Take the records underneath and set them down exactly.

= = = =

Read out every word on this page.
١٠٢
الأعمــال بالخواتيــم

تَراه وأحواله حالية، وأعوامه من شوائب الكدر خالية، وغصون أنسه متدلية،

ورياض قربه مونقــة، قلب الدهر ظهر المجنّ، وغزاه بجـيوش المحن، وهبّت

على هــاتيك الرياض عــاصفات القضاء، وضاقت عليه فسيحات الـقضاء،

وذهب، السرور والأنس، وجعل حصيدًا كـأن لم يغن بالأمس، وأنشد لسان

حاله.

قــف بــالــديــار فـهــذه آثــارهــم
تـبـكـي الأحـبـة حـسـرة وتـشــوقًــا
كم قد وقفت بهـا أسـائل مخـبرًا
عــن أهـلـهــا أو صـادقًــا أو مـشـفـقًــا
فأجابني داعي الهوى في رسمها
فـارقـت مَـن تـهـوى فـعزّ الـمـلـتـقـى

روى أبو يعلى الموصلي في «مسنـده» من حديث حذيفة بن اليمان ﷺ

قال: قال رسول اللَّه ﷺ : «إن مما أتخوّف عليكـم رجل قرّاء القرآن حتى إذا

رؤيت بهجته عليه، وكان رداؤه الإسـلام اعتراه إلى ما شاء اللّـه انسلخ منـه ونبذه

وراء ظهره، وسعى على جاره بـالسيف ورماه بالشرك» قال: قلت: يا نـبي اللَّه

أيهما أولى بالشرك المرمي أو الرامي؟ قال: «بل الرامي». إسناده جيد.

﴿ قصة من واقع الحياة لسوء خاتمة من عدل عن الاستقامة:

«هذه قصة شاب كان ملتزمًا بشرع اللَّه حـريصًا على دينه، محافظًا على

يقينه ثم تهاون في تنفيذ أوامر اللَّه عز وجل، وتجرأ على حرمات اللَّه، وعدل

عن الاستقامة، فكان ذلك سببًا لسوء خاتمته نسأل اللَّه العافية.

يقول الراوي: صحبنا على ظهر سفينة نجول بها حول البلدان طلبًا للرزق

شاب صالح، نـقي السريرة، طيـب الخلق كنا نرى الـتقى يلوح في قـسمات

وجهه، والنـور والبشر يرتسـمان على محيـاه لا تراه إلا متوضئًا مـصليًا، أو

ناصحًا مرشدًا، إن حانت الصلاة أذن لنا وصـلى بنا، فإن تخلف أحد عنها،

= = = =

- [Task result]:
Read out every word on this page.
١٠٢
الأعمــال بالخواتيــم

تَراه وأحواله حالية، وأعوامه من شوائب الكدر خالية، وغصون أنسه متدلية،

ورياض قربه مونقــة، قلب الدهر ظهر المجنّ، وغزاه بجـيوش المحن، وهبّت

على هــاتيك الرياض عــاصفات القضاء، وضاقت عليه فسيحات الـقضاء،

وذهب، السرور والأنس، وجعل حصيدًا كـأن لم يغن بالأمس، وأنشد لسان

حاله.

قــف بــالــديــار فـهــذه آثــارهــم
تـبـكـي الأحـبـة حـسـرة وتـشــوقًــا
كم قد وقفت بهـا أسـائل مخـبرًا
عــن أهـلـهــا أو صـادقًــا أو مـشـفـقًــا
فأجابني داعي الهوى في رسمها
فـارقـت مَـن تـهـوى فـعزّ الـمـلـتـقـى

روى أبو يعلى الموصلي في «مسنـده» من حديث حذيفة بن اليمان ﷺ

قال: قال رسول اللَّه ﷺ : «إن مما أتخوّف عليكـم رجل قرّاء القرآن حتى إذا

رؤيت بهجته عليه، وكان رداؤه الإسـلام اعتراه إلى ما شاء اللّـه انسلخ منـه ونبذه

وراء ظهره، وسعى على جاره بـالسيف ورماه بالشرك» قال: قلت: يا نـبي اللَّه

أيهما أولى بالشرك المرمي أو الرامي؟ قال: «بل الرامي». إسناده جيد.

﴿ قصة من واقع الحياة لسوء خاتمة من عدل عن الاستقامة:

«هذه قصة شاب كان ملتزمًا بشرع اللَّه حـريصًا على دينه، محافظًا على

يقينه ثم تهاون في تنفيذ أوامر اللَّه عز وجل، وتجرأ على حرمات اللَّه، وعدل

عن الاستقامة، فكان ذلك سببًا لسوء خاتمته نسأل اللَّه العافية.

يقول الراوي: صحبنا على ظهر سفينة نجول بها حول البلدان طلبًا للرزق

شاب صالح، نـقي السريرة، طيـب الخلق كنا نرى الـتقى يلوح في قـسمات

وجهه، والنـور والبشر يرتسـمان على محيـاه لا تراه إلا متوضئًا مـصليًا، أو

ناصحًا مرشدًا، إن حانت الصلاة أذن لنا وصـلى بنا، فإن تخلف أحد عنها،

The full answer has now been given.